* **Your task**: Print all entries word for word.

Stored data:
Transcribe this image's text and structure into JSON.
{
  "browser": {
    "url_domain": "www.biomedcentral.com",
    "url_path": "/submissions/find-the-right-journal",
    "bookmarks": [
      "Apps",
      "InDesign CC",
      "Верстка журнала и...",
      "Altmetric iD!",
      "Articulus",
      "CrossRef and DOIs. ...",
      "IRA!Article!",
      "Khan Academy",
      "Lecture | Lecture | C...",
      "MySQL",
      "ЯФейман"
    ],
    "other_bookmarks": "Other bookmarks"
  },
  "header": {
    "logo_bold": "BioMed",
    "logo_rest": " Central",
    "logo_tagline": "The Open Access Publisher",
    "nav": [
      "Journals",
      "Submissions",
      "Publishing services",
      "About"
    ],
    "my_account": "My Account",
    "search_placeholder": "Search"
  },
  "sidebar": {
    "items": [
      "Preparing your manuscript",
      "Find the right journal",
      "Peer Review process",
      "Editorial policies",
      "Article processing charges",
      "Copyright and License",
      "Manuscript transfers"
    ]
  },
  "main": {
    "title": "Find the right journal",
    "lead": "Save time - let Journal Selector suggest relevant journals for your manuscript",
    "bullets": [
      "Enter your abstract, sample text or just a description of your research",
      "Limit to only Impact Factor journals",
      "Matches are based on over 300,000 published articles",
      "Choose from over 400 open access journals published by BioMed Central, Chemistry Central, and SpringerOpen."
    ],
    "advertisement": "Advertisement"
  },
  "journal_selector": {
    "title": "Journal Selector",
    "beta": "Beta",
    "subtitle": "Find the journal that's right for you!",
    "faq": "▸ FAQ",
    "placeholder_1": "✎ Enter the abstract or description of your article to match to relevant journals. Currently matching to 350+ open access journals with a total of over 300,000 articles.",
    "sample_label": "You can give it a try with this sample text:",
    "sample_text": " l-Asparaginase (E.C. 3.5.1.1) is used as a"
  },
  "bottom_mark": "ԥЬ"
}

* **Answer to the exercise**:
Transcribe this image's text and structure into JSON.
{
  "browser": {
    "url_domain": "www.biomedcentral.com",
    "url_path": "/submissions/find-the-right-journal",
    "bookmarks": [
      "Apps",
      "InDesign CC",
      "Верстка журнала и...",
      "Altmetric iD!",
      "Articulus",
      "CrossRef and DOIs. ...",
      "IRA!Article!",
      "Khan Academy",
      "Lecture | Lecture | C...",
      "MySQL",
      "ЯФейман"
    ],
    "other_bookmarks": "Other bookmarks"
  },
  "header": {
    "logo_bold": "BioMed",
    "logo_rest": " Central",
    "logo_tagline": "The Open Access Publisher",
    "nav": [
      "Journals",
      "Submissions",
      "Publishing services",
      "About"
    ],
    "my_account": "My Account",
    "search_placeholder": "Search"
  },
  "sidebar": {
    "items": [
      "Preparing your manuscript",
      "Find the right journal",
      "Peer Review process",
      "Editorial policies",
      "Article processing charges",
      "Copyright and License",
      "Manuscript transfers"
    ]
  },
  "main": {
    "title": "Find the right journal",
    "lead": "Save time - let Journal Selector suggest relevant journals for your manuscript",
    "bullets": [
      "Enter your abstract, sample text or just a description of your research",
      "Limit to only Impact Factor journals",
      "Matches are based on over 300,000 published articles",
      "Choose from over 400 open access journals published by BioMed Central, Chemistry Central, and SpringerOpen."
    ],
    "advertisement": "Advertisement"
  },
  "journal_selector": {
    "title": "Journal Selector",
    "beta": "Beta",
    "subtitle": "Find the journal that's right for you!",
    "faq": "▸ FAQ",
    "placeholder_1": "✎ Enter the abstract or description of your article to match to relevant journals. Currently matching to 350+ open access journals with a total of over 300,000 articles.",
    "sample_label": "You can give it a try with this sample text:",
    "sample_text": " l-Asparaginase (E.C. 3.5.1.1) is used as a"
  },
  "bottom_mark": "ԥЬ"
}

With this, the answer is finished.